#### TASK GOAL:
Reproduce every entry that follows word for word, but omit the images.

[Collected data]
————————

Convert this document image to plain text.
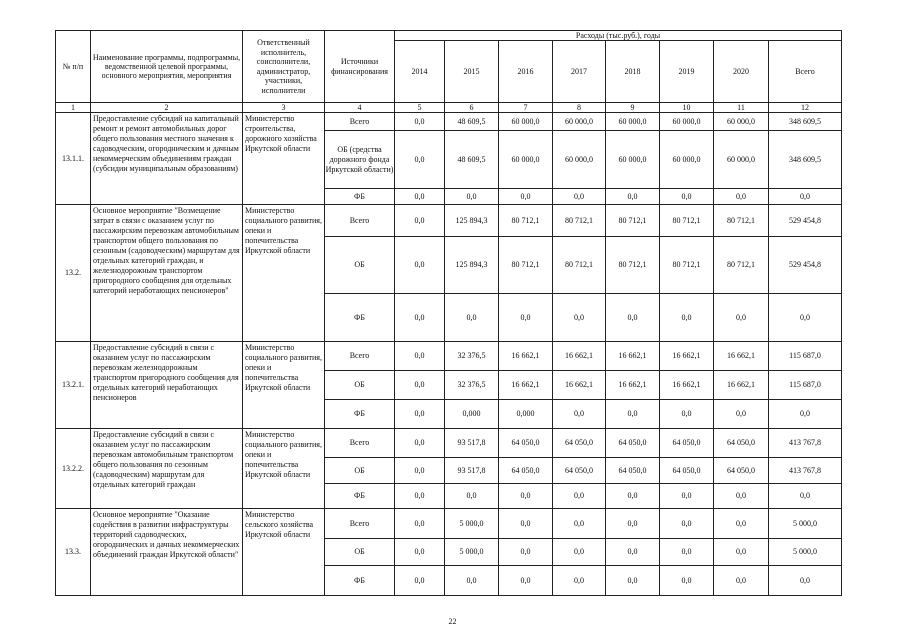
№ п/п	Наименование программы, подпрограммы, ведомственной целевой программы, основного мероприятия, мероприятия	Ответственный исполнитель, соисполнители, администратор, участники, исполнители	Источники финансирования	Расходы (тыс.руб.), годы							
				2014	2015	2016	2017	2018	2019	2020	Всего
1	2	3	4	5	6	7	8	9	10	11	12
13.1.1.	Предоставление субсидий на капитальный ремонт и ремонт автомобильных дорог общего пользования местного значения к садоводческим, огородническим и дачным некоммерческим объединениям граждан (субсидии муниципальным образованиям)	Министерство строительства, дорожного хозяйства Иркутской области	Всего	0,0	48 609,5	60 000,0	60 000,0	60 000,0	60 000,0	60 000,0	348 609,5
			ОБ (средства дорожного фонда Иркутской области)	0,0	48 609,5	60 000,0	60 000,0	60 000,0	60 000,0	60 000,0	348 609,5
			ФБ	0,0	0,0	0,0	0,0	0,0	0,0	0,0	0,0
13.2.	Основное мероприятие "Возмещение затрат в связи с оказанием услуг по пассажирским перевозкам автомобильным транспортом общего пользования по сезонным (садоводческим) маршрутам для отдельных категорий граждан, и железнодорожным транспортом пригородного сообщения для отдельных категорий неработающих пенсионеров"	Министерство социального развития, опеки и попечительства Иркутской области	Всего	0,0	125 894,3	80 712,1	80 712,1	80 712,1	80 712,1	80 712,1	529 454,8
			ОБ	0,0	125 894,3	80 712,1	80 712,1	80 712,1	80 712,1	80 712,1	529 454,8
			ФБ	0,0	0,0	0,0	0,0	0,0	0,0	0,0	0,0
13.2.1.	Предоставление субсидий в связи с оказанием услуг по пассажирским перевозкам железнодорожным транспортом пригородного сообщения для отдельных категорий неработающих пенсионеров	Министерство социального развития, опеки и попечительства Иркутской области	Всего	0,0	32 376,5	16 662,1	16 662,1	16 662,1	16 662,1	16 662,1	115 687,0
			ОБ	0,0	32 376,5	16 662,1	16 662,1	16 662,1	16 662,1	16 662,1	115 687,0
			ФБ	0,0	0,000	0,000	0,0	0,0	0,0	0,0	0,0
13.2.2.	Предоставление субсидий в связи с оказанием услуг по пассажирским перевозкам автомобильным транспортом общего пользования по сезонным (садоводческим) маршрутам для отдельных категорий граждан	Министерство социального развития, опеки и попечительства Иркутской области	Всего	0,0	93 517,8	64 050,0	64 050,0	64 050,0	64 050,0	64 050,0	413 767,8
			ОБ	0,0	93 517,8	64 050,0	64 050,0	64 050,0	64 050,0	64 050,0	413 767,8
			ФБ	0,0	0,0	0,0	0,0	0,0	0,0	0,0	0,0
13.3.	Основное мероприятие "Оказание содействия в развитии инфраструктуры территорий садоводческих, огороднических и дачных некоммерческих объединений граждан Иркутской области"	Министерство сельского хозяйства Иркутской области	Всего	0,0	5 000,0	0,0	0,0	0,0	0,0	0,0	5 000,0
			ОБ	0,0	5 000,0	0,0	0,0	0,0	0,0	0,0	5 000,0
			ФБ	0,0	0,0	0,0	0,0	0,0	0,0	0,0	0,0
22
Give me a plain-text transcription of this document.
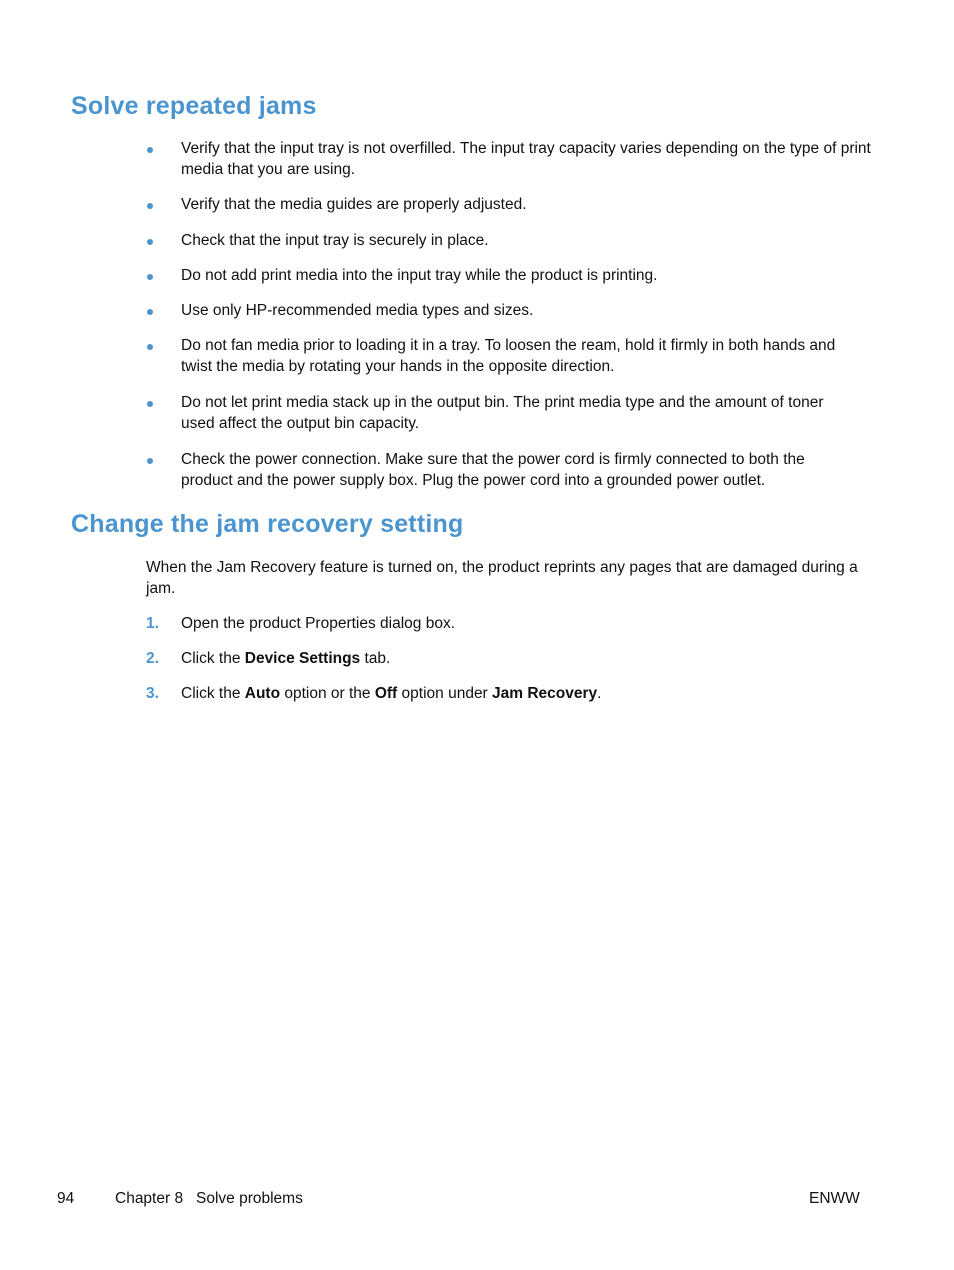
Solve repeated jams
Verify that the input tray is not overfilled. The input tray capacity varies depending on the type of print media that you are using.
Verify that the media guides are properly adjusted.
Check that the input tray is securely in place.
Do not add print media into the input tray while the product is printing.
Use only HP-recommended media types and sizes.
Do not fan media prior to loading it in a tray. To loosen the ream, hold it firmly in both hands and twist the media by rotating your hands in the opposite direction.
Do not let print media stack up in the output bin. The print media type and the amount of toner used affect the output bin capacity.
Check the power connection. Make sure that the power cord is firmly connected to both the product and the power supply box. Plug the power cord into a grounded power outlet.
Change the jam recovery setting

When the Jam Recovery feature is turned on, the product reprints any pages that are damaged during a jam.

1. Open the product Properties dialog box.
2. Click the Device Settings tab.
3. Click the Auto option or the Off option under Jam Recovery.
94	Chapter 8   Solve problems	ENWW
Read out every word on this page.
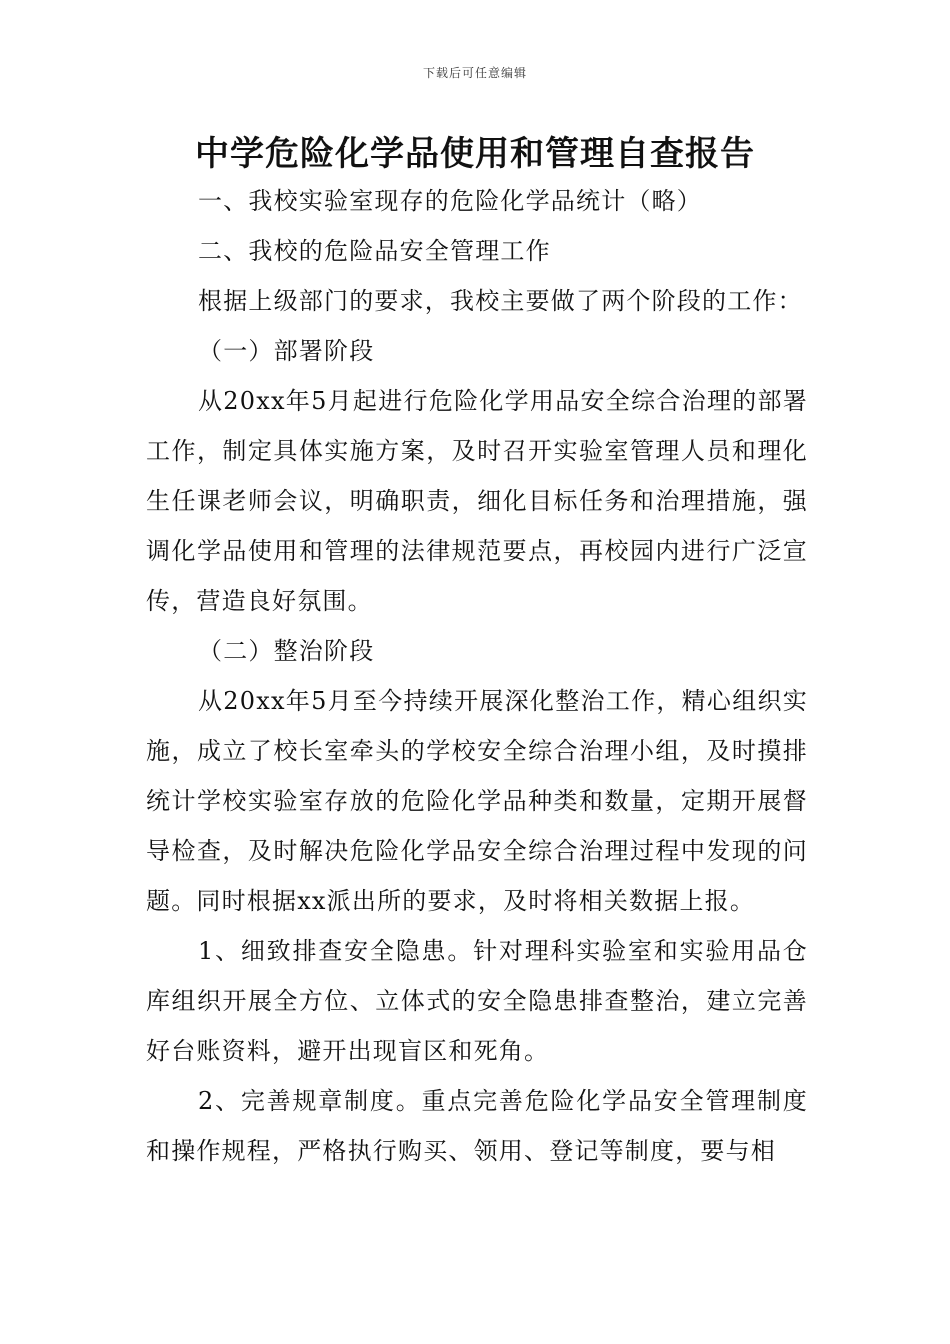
下载后可任意编辑
中学危险化学品使用和管理自查报告

一、我校实验室现存的危险化学品统计（略）

二、我校的危险品安全管理工作

根据上级部门的要求，我校主要做了两个阶段的工作：

（一）部署阶段

从20xx年5月起进行危险化学用品安全综合治理的部署工作，制定具体实施方案，及时召开实验室管理人员和理化生任课老师会议，明确职责，细化目标任务和治理措施，强调化学品使用和管理的法律规范要点，再校园内进行广泛宣传，营造良好氛围。

（二）整治阶段

从20xx年5月至今持续开展深化整治工作，精心组织实施，成立了校长室牵头的学校安全综合治理小组，及时摸排统计学校实验室存放的危险化学品种类和数量，定期开展督导检查，及时解决危险化学品安全综合治理过程中发现的问题。同时根据xx派出所的要求，及时将相关数据上报。

1、细致排查安全隐患。针对理科实验室和实验用品仓库组织开展全方位、立体式的安全隐患排查整治，建立完善好台账资料，避开出现盲区和死角。

2、完善规章制度。重点完善危险化学品安全管理制度和操作规程，严格执行购买、领用、登记等制度，要与相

————————

#### SOLUTION:
Convert this document image to plain text.
№ п/п	Наименование программы, подпрограммы, ведомственной целевой программы, основного мероприятия, мероприятия	Ответственный исполнитель, соисполнители, администратор, участники, исполнители	Источники финансирования	Расходы (тыс.руб.), годы							
				2014	2015	2016	2017	2018	2019	2020	Всего
1	2	3	4	5	6	7	8	9	10	11	12
13.1.1.	Предоставление субсидий на капитальный ремонт и ремонт автомобильных дорог общего пользования местного значения к садоводческим, огородническим и дачным некоммерческим объединениям граждан (субсидии муниципальным образованиям)	Министерство строительства, дорожного хозяйства Иркутской области	Всего	0,0	48 609,5	60 000,0	60 000,0	60 000,0	60 000,0	60 000,0	348 609,5
			ОБ (средства дорожного фонда Иркутской области)	0,0	48 609,5	60 000,0	60 000,0	60 000,0	60 000,0	60 000,0	348 609,5
			ФБ	0,0	0,0	0,0	0,0	0,0	0,0	0,0	0,0
13.2.	Основное мероприятие "Возмещение затрат в связи с оказанием услуг по пассажирским перевозкам автомобильным транспортом общего пользования по сезонным (садоводческим) маршрутам для отдельных категорий граждан, и железнодорожным транспортом пригородного сообщения для отдельных категорий неработающих пенсионеров"	Министерство социального развития, опеки и попечительства Иркутской области	Всего	0,0	125 894,3	80 712,1	80 712,1	80 712,1	80 712,1	80 712,1	529 454,8
			ОБ	0,0	125 894,3	80 712,1	80 712,1	80 712,1	80 712,1	80 712,1	529 454,8
			ФБ	0,0	0,0	0,0	0,0	0,0	0,0	0,0	0,0
13.2.1.	Предоставление субсидий в связи с оказанием услуг по пассажирским перевозкам железнодорожным транспортом пригородного сообщения для отдельных категорий неработающих пенсионеров	Министерство социального развития, опеки и попечительства Иркутской области	Всего	0,0	32 376,5	16 662,1	16 662,1	16 662,1	16 662,1	16 662,1	115 687,0
			ОБ	0,0	32 376,5	16 662,1	16 662,1	16 662,1	16 662,1	16 662,1	115 687,0
			ФБ	0,0	0,000	0,000	0,0	0,0	0,0	0,0	0,0
13.2.2.	Предоставление субсидий в связи с оказанием услуг по пассажирским перевозкам автомобильным транспортом общего пользования по сезонным (садоводческим) маршрутам для отдельных категорий граждан	Министерство социального развития, опеки и попечительства Иркутской области	Всего	0,0	93 517,8	64 050,0	64 050,0	64 050,0	64 050,0	64 050,0	413 767,8
			ОБ	0,0	93 517,8	64 050,0	64 050,0	64 050,0	64 050,0	64 050,0	413 767,8
			ФБ	0,0	0,0	0,0	0,0	0,0	0,0	0,0	0,0
13.3.	Основное мероприятие "Оказание содействия в развитии инфраструктуры территорий садоводческих, огороднических и дачных некоммерческих объединений граждан Иркутской области"	Министерство сельского хозяйства Иркутской области	Всего	0,0	5 000,0	0,0	0,0	0,0	0,0	0,0	5 000,0
			ОБ	0,0	5 000,0	0,0	0,0	0,0	0,0	0,0	5 000,0
			ФБ	0,0	0,0	0,0	0,0	0,0	0,0	0,0	0,0
22
Give me a plain-text transcription of this document.
Solve repeated jams
Verify that the input tray is not overfilled. The input tray capacity varies depending on the type of print media that you are using.
Verify that the media guides are properly adjusted.
Check that the input tray is securely in place.
Do not add print media into the input tray while the product is printing.
Use only HP-recommended media types and sizes.
Do not fan media prior to loading it in a tray. To loosen the ream, hold it firmly in both hands and twist the media by rotating your hands in the opposite direction.
Do not let print media stack up in the output bin. The print media type and the amount of toner used affect the output bin capacity.
Check the power connection. Make sure that the power cord is firmly connected to both the product and the power supply box. Plug the power cord into a grounded power outlet.
Change the jam recovery setting

When the Jam Recovery feature is turned on, the product reprints any pages that are damaged during a jam.

1. Open the product Properties dialog box.
2. Click the Device Settings tab.
3. Click the Auto option or the Off option under Jam Recovery.
94	Chapter 8   Solve problems	ENWW
Read out every word on this page.
下载后可任意编辑
中学危险化学品使用和管理自查报告

一、我校实验室现存的危险化学品统计（略）

二、我校的危险品安全管理工作

根据上级部门的要求，我校主要做了两个阶段的工作：

（一）部署阶段

从20xx年5月起进行危险化学用品安全综合治理的部署工作，制定具体实施方案，及时召开实验室管理人员和理化生任课老师会议，明确职责，细化目标任务和治理措施，强调化学品使用和管理的法律规范要点，再校园内进行广泛宣传，营造良好氛围。

（二）整治阶段

从20xx年5月至今持续开展深化整治工作，精心组织实施，成立了校长室牵头的学校安全综合治理小组，及时摸排统计学校实验室存放的危险化学品种类和数量，定期开展督导检查，及时解决危险化学品安全综合治理过程中发现的问题。同时根据xx派出所的要求，及时将相关数据上报。

1、细致排查安全隐患。针对理科实验室和实验用品仓库组织开展全方位、立体式的安全隐患排查整治，建立完善好台账资料，避开出现盲区和死角。

2、完善规章制度。重点完善危险化学品安全管理制度和操作规程，严格执行购买、领用、登记等制度，要与相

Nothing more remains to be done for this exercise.